*Given instruction*: Select and reproduce each line of the listing below that bears the string "this".

-- -- --

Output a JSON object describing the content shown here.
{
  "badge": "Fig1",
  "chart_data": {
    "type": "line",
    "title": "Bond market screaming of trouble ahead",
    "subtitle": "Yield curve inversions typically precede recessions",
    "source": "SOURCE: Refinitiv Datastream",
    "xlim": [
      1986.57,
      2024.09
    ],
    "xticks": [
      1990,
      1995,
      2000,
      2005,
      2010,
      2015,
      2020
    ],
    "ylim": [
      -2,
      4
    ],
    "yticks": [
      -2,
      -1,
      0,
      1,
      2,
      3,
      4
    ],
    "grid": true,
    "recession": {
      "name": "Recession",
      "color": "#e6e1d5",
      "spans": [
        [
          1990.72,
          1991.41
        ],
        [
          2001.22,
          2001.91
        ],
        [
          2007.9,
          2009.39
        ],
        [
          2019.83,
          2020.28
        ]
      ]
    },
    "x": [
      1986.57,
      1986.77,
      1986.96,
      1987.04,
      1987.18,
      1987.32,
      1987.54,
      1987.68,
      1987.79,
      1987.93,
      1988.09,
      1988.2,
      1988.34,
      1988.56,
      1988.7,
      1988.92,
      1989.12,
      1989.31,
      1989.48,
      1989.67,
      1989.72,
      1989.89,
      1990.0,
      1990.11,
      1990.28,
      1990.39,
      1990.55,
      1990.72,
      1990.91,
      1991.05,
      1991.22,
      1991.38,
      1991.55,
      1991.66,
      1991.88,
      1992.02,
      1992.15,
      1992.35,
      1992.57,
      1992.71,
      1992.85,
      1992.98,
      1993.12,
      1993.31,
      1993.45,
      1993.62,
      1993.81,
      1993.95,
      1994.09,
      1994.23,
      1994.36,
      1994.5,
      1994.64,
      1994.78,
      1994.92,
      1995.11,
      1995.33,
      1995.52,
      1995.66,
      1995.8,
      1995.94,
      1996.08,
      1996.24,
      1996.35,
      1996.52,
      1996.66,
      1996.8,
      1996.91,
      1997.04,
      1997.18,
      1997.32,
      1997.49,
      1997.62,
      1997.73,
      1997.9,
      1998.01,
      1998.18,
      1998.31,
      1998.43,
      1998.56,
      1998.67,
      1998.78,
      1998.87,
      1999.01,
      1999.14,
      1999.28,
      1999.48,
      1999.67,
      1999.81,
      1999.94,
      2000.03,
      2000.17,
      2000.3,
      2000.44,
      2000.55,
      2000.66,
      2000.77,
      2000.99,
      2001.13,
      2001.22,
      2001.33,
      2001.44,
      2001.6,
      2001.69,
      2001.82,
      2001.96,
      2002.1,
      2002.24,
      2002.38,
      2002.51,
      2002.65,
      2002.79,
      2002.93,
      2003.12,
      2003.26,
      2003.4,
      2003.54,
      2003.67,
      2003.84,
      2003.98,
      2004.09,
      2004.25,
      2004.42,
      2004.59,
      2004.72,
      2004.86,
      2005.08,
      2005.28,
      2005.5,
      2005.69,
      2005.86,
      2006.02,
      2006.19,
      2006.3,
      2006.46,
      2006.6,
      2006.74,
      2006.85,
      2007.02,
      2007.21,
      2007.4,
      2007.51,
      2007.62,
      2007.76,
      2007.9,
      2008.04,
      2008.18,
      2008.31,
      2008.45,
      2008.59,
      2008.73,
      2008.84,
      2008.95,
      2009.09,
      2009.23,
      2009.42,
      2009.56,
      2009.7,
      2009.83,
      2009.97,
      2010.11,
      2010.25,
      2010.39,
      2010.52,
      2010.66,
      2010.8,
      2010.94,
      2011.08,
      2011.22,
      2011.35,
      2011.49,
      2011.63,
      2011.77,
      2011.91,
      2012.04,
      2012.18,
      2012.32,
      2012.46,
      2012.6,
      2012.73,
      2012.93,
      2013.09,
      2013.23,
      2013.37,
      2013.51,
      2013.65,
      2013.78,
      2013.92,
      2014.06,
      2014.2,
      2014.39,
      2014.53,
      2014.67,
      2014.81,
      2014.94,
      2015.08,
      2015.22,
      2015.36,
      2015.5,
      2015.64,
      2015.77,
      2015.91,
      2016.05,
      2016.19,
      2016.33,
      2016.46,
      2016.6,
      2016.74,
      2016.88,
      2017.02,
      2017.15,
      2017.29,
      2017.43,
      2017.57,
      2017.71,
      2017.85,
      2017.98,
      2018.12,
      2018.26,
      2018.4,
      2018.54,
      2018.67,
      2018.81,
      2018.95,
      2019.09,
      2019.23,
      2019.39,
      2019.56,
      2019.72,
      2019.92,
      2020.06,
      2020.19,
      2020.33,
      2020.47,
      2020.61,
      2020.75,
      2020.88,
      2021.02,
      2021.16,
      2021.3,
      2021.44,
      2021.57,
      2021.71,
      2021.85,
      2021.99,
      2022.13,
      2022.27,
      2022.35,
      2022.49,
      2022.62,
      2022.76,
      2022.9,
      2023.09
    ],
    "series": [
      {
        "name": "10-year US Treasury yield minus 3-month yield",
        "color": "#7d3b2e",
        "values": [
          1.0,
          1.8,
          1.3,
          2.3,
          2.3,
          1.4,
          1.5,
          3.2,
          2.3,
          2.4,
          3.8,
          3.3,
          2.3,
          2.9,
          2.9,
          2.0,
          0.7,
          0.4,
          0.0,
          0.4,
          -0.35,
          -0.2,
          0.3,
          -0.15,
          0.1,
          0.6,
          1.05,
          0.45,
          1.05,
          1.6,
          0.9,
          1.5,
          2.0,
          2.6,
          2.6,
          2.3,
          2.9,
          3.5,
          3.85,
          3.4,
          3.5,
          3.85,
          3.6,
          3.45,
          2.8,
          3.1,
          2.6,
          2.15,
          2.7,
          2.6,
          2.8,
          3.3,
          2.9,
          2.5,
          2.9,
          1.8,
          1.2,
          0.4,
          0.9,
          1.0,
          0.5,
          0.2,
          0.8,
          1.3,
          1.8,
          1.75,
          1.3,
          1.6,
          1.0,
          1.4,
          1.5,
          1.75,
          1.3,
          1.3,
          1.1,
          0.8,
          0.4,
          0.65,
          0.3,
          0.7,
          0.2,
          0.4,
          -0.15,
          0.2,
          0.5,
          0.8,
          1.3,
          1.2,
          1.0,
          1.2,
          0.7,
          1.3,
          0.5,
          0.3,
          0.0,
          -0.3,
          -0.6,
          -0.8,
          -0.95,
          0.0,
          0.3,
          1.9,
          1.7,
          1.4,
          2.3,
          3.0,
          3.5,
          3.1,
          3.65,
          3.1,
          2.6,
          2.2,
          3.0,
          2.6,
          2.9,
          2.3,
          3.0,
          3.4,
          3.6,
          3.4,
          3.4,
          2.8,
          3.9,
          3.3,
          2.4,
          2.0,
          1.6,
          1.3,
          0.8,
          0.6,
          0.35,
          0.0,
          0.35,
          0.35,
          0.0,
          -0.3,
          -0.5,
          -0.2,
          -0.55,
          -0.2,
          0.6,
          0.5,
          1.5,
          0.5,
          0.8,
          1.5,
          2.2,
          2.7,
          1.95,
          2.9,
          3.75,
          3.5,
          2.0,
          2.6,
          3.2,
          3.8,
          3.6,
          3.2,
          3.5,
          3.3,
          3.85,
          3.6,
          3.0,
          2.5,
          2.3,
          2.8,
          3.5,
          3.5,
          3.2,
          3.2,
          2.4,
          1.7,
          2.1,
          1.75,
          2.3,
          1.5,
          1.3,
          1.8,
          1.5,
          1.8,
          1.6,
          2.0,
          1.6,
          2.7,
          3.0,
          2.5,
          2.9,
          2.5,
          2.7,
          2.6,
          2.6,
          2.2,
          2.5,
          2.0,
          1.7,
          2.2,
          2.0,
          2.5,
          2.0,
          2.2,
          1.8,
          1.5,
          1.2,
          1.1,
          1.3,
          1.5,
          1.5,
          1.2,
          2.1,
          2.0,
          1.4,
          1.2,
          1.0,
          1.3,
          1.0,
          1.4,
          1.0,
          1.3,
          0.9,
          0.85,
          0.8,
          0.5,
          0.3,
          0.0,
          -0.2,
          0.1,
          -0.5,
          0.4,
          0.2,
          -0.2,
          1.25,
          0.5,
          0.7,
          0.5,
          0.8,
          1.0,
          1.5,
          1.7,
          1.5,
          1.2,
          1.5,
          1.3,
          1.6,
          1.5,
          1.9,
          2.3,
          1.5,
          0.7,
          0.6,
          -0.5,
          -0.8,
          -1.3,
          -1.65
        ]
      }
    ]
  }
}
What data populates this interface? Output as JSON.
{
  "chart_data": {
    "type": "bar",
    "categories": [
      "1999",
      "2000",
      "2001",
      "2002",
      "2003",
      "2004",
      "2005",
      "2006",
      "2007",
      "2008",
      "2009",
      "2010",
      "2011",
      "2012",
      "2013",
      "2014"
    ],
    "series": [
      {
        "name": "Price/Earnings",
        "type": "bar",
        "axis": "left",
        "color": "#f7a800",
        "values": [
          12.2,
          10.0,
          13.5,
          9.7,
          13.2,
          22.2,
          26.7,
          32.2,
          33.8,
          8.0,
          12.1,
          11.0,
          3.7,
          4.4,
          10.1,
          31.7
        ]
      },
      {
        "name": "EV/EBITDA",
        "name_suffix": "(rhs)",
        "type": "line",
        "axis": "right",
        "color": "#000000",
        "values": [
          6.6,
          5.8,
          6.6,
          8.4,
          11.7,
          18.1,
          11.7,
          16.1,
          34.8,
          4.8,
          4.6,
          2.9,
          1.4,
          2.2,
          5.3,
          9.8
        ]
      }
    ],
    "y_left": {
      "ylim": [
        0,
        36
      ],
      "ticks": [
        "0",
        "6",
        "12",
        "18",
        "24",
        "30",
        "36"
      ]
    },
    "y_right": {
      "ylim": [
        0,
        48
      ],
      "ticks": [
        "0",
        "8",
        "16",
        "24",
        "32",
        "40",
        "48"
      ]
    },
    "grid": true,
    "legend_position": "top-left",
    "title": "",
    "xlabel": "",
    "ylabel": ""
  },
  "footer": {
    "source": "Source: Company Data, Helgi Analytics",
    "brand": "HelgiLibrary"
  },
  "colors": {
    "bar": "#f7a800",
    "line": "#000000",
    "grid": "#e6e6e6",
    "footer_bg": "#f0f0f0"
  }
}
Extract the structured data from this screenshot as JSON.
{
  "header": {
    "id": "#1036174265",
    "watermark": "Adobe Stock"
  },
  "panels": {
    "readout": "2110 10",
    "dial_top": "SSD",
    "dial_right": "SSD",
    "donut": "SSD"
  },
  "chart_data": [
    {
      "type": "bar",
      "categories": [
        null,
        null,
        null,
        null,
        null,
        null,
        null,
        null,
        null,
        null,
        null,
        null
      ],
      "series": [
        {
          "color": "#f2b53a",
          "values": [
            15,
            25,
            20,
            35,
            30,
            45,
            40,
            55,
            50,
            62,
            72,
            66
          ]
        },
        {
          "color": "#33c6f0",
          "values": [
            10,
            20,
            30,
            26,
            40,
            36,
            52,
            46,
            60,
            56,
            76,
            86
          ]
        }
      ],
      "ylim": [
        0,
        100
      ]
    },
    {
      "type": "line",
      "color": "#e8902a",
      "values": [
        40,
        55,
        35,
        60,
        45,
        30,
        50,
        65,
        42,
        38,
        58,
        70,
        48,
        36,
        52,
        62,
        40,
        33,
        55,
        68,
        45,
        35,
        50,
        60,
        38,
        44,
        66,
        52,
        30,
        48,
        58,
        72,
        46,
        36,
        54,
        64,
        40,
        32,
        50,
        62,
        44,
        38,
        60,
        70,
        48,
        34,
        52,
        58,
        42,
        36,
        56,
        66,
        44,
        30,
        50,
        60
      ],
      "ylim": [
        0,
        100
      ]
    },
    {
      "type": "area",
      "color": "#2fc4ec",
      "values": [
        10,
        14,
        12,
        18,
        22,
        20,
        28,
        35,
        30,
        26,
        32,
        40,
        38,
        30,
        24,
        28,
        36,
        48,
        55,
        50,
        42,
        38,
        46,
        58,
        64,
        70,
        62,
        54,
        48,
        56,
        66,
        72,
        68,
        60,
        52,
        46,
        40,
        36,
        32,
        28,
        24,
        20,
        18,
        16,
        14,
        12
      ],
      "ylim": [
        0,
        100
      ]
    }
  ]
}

-- -- --

*Task answer*:
What data populates this interface? Output as JSON.
Extract the structured data from this screenshot as JSON.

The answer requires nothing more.